— begin EXERCISE DATA —

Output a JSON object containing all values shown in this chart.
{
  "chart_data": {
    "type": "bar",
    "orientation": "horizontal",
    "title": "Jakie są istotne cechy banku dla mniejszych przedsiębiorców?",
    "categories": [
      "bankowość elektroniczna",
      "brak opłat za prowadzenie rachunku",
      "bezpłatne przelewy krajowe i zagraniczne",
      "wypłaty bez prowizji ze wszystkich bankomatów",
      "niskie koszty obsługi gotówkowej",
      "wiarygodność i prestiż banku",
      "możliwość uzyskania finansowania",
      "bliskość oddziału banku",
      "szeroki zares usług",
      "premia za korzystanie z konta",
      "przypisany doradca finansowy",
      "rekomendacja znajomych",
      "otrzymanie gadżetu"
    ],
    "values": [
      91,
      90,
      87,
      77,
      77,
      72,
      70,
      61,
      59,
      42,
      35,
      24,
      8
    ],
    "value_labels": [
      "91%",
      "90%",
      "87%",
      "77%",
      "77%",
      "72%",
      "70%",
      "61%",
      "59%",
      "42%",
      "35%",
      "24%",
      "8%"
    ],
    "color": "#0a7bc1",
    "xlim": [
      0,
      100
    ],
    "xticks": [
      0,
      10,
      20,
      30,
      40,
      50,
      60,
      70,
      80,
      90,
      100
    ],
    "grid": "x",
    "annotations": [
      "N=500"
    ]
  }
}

— end EXERCISE DATA —

# WHAT IS REQUIRED
Quote all the records exactly, please, leaving none out.

# RESPONSE BELOW
Output a JSON object containing all values shown in this chart.
{
  "chart_data": {
    "type": "bar",
    "orientation": "horizontal",
    "title": "Jakie są istotne cechy banku dla mniejszych przedsiębiorców?",
    "categories": [
      "bankowość elektroniczna",
      "brak opłat za prowadzenie rachunku",
      "bezpłatne przelewy krajowe i zagraniczne",
      "wypłaty bez prowizji ze wszystkich bankomatów",
      "niskie koszty obsługi gotówkowej",
      "wiarygodność i prestiż banku",
      "możliwość uzyskania finansowania",
      "bliskość oddziału banku",
      "szeroki zares usług",
      "premia za korzystanie z konta",
      "przypisany doradca finansowy",
      "rekomendacja znajomych",
      "otrzymanie gadżetu"
    ],
    "values": [
      91,
      90,
      87,
      77,
      77,
      72,
      70,
      61,
      59,
      42,
      35,
      24,
      8
    ],
    "value_labels": [
      "91%",
      "90%",
      "87%",
      "77%",
      "77%",
      "72%",
      "70%",
      "61%",
      "59%",
      "42%",
      "35%",
      "24%",
      "8%"
    ],
    "color": "#0a7bc1",
    "xlim": [
      0,
      100
    ],
    "xticks": [
      0,
      10,
      20,
      30,
      40,
      50,
      60,
      70,
      80,
      90,
      100
    ],
    "grid": "x",
    "annotations": [
      "N=500"
    ]
  }
}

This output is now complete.